** Written exercise **
State how many lines in these records contain the word "vozidlem", and nothing else.

** Dataset records **
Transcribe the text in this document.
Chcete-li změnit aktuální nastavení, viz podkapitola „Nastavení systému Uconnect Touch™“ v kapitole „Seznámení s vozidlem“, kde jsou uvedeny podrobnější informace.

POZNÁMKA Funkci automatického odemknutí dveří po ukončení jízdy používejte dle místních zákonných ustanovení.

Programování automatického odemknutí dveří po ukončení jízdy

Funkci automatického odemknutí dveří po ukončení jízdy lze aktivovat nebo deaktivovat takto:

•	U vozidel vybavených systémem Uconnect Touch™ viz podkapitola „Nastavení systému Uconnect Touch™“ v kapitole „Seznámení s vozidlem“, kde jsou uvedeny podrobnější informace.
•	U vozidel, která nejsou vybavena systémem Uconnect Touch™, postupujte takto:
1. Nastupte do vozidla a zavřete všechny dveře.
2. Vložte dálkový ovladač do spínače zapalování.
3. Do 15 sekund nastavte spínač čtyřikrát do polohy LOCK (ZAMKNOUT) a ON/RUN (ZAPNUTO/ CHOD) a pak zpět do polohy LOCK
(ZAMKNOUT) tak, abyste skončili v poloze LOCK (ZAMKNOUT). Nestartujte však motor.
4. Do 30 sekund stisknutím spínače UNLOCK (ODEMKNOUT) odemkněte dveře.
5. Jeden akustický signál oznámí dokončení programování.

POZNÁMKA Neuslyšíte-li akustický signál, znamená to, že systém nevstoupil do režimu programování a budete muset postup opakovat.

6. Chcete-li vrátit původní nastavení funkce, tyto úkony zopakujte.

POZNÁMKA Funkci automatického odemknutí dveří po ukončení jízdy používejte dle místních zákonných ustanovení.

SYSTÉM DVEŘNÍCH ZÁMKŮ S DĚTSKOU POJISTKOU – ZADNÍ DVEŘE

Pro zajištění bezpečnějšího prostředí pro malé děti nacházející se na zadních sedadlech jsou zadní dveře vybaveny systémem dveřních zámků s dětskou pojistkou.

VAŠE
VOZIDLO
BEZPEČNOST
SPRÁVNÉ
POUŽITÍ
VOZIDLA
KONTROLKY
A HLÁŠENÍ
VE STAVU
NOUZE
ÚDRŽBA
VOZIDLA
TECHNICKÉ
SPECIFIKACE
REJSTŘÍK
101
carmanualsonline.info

** Output below **
2